INPUT ROWS:
──────

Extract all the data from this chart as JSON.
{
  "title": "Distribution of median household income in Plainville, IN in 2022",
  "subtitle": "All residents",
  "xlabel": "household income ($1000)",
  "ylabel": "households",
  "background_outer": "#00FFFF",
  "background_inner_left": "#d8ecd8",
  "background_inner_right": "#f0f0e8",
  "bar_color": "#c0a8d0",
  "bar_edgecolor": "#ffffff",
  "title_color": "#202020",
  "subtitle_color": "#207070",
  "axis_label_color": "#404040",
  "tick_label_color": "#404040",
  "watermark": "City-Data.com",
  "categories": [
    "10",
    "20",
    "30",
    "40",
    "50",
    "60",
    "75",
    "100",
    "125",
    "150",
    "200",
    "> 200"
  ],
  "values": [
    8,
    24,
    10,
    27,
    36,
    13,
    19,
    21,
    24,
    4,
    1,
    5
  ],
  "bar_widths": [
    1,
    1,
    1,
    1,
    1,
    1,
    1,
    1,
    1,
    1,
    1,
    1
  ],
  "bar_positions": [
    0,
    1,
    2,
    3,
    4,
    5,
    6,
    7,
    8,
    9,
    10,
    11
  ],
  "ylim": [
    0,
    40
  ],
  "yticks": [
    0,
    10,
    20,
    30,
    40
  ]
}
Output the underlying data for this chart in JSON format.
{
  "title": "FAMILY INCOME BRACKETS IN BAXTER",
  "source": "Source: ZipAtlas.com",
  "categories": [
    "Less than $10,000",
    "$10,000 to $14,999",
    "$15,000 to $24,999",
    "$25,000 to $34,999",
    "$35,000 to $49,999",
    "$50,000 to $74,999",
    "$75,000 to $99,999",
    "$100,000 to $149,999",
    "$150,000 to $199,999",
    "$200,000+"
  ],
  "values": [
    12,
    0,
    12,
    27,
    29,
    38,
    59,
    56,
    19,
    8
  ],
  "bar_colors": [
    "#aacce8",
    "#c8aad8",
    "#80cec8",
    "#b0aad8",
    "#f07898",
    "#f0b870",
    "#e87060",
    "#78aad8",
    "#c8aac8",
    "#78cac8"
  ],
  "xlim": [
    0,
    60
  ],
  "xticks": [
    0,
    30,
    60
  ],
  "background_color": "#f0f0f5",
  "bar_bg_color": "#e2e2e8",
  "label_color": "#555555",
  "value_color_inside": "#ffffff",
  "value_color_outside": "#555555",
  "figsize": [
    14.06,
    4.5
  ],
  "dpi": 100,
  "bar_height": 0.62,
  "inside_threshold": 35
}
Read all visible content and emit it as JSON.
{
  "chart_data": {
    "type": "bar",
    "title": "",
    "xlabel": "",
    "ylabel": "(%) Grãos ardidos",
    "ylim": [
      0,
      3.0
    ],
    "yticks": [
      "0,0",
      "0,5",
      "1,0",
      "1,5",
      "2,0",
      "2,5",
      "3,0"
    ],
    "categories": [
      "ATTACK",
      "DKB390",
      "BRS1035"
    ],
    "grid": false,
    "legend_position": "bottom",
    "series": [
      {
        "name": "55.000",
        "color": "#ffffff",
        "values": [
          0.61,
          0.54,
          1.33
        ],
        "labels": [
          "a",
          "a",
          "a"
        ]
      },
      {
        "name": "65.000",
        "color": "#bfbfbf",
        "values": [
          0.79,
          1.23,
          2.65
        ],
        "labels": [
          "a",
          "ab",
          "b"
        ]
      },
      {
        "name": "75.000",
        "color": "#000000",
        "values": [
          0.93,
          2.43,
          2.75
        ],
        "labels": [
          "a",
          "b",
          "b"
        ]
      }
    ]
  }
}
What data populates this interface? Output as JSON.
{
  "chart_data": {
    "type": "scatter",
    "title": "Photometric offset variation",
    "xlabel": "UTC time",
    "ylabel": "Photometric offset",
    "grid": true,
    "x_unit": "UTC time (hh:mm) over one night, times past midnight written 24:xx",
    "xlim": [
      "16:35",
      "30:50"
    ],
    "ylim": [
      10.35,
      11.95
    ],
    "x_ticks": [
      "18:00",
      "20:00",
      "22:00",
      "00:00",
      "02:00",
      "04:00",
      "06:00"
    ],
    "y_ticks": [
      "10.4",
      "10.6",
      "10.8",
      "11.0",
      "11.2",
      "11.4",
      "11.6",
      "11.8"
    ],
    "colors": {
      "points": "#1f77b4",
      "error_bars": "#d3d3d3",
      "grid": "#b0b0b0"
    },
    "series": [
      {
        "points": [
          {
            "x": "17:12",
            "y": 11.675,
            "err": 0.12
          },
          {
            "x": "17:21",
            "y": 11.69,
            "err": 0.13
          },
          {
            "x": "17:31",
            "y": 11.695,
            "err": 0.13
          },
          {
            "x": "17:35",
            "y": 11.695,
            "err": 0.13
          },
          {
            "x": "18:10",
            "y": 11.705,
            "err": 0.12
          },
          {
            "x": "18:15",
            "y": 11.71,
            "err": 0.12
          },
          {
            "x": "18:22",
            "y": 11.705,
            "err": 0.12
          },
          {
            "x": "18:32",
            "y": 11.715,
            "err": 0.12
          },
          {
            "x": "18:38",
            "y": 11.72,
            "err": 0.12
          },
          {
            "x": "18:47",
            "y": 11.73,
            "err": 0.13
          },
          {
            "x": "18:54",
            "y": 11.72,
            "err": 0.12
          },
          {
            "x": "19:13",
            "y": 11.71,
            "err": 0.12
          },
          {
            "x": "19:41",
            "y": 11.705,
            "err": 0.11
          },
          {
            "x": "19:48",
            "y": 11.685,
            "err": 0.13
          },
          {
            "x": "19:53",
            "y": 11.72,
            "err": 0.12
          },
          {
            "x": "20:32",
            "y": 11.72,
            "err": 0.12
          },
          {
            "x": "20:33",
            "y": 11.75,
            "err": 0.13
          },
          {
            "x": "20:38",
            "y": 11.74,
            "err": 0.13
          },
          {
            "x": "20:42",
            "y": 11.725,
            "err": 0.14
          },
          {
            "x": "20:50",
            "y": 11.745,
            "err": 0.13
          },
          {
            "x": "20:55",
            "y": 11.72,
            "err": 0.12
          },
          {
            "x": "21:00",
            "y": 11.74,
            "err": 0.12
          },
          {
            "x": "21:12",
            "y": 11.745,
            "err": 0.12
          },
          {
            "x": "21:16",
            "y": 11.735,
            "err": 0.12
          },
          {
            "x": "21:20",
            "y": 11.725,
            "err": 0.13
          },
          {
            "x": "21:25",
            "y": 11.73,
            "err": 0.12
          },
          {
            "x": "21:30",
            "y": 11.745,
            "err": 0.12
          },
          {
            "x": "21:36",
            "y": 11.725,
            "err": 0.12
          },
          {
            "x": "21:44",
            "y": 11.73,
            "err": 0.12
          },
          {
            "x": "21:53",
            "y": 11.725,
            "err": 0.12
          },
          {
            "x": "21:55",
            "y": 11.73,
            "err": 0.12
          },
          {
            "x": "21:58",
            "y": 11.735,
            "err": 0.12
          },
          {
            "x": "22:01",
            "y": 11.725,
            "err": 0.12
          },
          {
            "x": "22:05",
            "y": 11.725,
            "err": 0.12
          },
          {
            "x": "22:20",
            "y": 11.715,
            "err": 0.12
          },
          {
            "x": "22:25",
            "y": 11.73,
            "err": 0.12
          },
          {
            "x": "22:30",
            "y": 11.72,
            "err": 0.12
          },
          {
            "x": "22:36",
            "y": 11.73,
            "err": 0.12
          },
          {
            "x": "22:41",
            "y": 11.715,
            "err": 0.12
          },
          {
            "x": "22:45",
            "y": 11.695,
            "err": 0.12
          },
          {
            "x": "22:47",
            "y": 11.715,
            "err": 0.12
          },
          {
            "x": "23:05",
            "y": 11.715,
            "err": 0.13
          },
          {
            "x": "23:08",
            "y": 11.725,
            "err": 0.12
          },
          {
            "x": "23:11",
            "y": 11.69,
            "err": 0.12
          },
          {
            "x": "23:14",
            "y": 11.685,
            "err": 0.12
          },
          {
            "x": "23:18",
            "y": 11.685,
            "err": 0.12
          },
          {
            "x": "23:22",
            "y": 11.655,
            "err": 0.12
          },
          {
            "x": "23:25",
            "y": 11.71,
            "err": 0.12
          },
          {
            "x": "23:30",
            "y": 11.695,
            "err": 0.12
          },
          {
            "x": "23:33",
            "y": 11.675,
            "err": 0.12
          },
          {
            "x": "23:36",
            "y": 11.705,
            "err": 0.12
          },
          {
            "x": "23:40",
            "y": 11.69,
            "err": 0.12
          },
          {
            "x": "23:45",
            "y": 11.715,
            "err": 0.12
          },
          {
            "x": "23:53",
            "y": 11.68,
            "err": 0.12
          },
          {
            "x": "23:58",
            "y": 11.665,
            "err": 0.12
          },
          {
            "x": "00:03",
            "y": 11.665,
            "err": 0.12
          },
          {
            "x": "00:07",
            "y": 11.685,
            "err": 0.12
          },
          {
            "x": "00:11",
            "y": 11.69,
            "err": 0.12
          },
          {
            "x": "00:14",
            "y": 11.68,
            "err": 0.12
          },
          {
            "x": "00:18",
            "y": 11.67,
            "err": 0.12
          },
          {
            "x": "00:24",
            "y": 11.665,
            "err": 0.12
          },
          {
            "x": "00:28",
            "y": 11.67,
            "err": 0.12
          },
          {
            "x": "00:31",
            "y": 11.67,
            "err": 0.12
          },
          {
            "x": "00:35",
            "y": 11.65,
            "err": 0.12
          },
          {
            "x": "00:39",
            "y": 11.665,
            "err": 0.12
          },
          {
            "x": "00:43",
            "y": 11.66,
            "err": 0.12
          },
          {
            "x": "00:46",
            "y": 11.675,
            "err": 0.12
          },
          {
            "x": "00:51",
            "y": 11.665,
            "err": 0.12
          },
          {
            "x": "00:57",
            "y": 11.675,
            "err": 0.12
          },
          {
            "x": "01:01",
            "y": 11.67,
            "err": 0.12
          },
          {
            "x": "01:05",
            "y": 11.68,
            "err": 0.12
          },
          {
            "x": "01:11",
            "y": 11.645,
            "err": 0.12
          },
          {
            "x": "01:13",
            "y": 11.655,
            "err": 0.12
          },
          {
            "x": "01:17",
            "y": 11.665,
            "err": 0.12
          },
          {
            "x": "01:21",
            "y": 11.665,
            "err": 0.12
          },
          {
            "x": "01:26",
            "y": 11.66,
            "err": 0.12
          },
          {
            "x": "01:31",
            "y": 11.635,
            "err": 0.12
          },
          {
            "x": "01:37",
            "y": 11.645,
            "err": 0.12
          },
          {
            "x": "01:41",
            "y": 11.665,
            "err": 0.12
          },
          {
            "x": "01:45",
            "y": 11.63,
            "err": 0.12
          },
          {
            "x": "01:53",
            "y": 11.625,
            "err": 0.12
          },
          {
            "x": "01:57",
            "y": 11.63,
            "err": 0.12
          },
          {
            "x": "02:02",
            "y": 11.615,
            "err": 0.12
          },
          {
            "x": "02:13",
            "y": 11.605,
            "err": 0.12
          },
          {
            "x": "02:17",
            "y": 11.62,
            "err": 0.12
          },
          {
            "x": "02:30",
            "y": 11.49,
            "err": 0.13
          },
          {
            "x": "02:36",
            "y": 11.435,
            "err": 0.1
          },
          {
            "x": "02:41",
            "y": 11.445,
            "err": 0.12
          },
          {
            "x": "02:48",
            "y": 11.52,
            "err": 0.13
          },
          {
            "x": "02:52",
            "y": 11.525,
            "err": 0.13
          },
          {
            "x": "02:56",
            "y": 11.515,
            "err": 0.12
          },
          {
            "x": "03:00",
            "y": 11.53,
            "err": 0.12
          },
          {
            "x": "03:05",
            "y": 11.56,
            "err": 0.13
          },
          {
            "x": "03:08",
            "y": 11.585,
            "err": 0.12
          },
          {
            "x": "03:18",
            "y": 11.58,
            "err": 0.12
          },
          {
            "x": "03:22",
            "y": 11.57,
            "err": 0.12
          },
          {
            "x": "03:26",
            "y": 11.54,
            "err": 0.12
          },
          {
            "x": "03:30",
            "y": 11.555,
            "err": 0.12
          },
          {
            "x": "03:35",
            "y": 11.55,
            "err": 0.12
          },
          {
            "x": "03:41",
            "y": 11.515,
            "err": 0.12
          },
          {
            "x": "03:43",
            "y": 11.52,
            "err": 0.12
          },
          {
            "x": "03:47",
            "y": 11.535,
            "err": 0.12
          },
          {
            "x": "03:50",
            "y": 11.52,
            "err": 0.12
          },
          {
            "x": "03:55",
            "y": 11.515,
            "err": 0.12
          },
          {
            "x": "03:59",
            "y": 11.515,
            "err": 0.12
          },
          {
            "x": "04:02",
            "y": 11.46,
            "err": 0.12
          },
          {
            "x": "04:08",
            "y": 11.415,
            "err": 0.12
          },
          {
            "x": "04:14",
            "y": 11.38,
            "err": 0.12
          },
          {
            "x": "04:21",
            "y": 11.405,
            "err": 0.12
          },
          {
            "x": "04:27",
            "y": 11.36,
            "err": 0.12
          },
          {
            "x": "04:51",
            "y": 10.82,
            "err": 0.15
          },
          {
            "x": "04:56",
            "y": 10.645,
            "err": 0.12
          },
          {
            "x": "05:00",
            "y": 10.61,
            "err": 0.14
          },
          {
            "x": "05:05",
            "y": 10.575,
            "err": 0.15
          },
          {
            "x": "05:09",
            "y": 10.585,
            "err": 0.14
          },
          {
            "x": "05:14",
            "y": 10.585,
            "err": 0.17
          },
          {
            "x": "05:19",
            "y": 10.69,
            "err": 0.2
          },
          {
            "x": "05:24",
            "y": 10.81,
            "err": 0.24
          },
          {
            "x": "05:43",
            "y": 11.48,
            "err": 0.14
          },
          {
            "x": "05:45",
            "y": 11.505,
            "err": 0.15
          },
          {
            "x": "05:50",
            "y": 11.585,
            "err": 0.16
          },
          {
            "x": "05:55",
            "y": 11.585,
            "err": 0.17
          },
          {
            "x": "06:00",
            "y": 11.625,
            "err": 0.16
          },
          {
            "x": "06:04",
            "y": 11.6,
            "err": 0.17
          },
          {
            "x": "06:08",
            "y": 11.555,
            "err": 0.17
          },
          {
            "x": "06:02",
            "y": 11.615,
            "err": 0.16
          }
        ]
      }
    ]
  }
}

──────

WHAT THE EXERCISE ASKS: List all lines holding the string "Photometric".

EXPECTED OUTPUT:
    "title": "Photometric offset variation",
    "ylabel": "Photometric offset",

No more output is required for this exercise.